# Aim:
Skip the images and copy each record exactly as written.

# Excerpted data:

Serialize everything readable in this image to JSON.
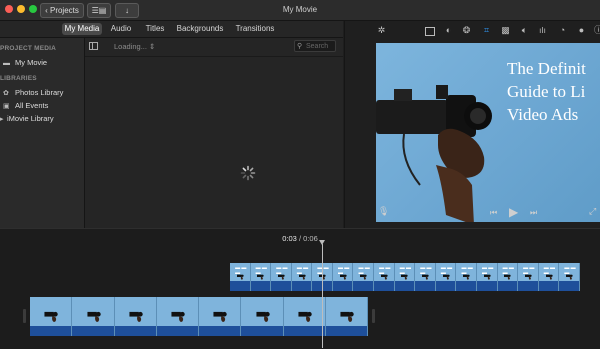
{
  "window": {
    "title": "My Movie",
    "projects_button": "Projects",
    "view_button": "☰▤",
    "import_button": "↓"
  },
  "tabs": [
    {
      "label": "My Media",
      "active": true
    },
    {
      "label": "Audio",
      "active": false
    },
    {
      "label": "Titles",
      "active": false
    },
    {
      "label": "Backgrounds",
      "active": false
    },
    {
      "label": "Transitions",
      "active": false
    }
  ],
  "sidebar": {
    "project_media_heading": "PROJECT MEDIA",
    "project_item": "My Movie",
    "libraries_heading": "LIBRARIES",
    "library_items": [
      "Photos Library",
      "All Events",
      "iMovie Library"
    ]
  },
  "browser": {
    "loading_label": "Loading...",
    "search_placeholder": "Search"
  },
  "viewer": {
    "title_lines": [
      "The Definit",
      "Guide to Li",
      "Video Ads"
    ]
  },
  "timeline": {
    "current_time": "0:03",
    "separator": "/",
    "total_time": "0:06"
  },
  "colors": {
    "accent_blue": "#1e4f9a",
    "sky_blue": "#7db5dd"
  }
}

# Solution to this problem:
Serialize everything readable in this image to JSON.
{
  "window": {
    "title": "My Movie",
    "projects_button": "Projects",
    "view_button": "☰▤",
    "import_button": "↓"
  },
  "tabs": [
    {
      "label": "My Media",
      "active": true
    },
    {
      "label": "Audio",
      "active": false
    },
    {
      "label": "Titles",
      "active": false
    },
    {
      "label": "Backgrounds",
      "active": false
    },
    {
      "label": "Transitions",
      "active": false
    }
  ],
  "sidebar": {
    "project_media_heading": "PROJECT MEDIA",
    "project_item": "My Movie",
    "libraries_heading": "LIBRARIES",
    "library_items": [
      "Photos Library",
      "All Events",
      "iMovie Library"
    ]
  },
  "browser": {
    "loading_label": "Loading...",
    "search_placeholder": "Search"
  },
  "viewer": {
    "title_lines": [
      "The Definit",
      "Guide to Li",
      "Video Ads"
    ]
  },
  "timeline": {
    "current_time": "0:03",
    "separator": "/",
    "total_time": "0:06"
  },
  "colors": {
    "accent_blue": "#1e4f9a",
    "sky_blue": "#7db5dd"
  }
}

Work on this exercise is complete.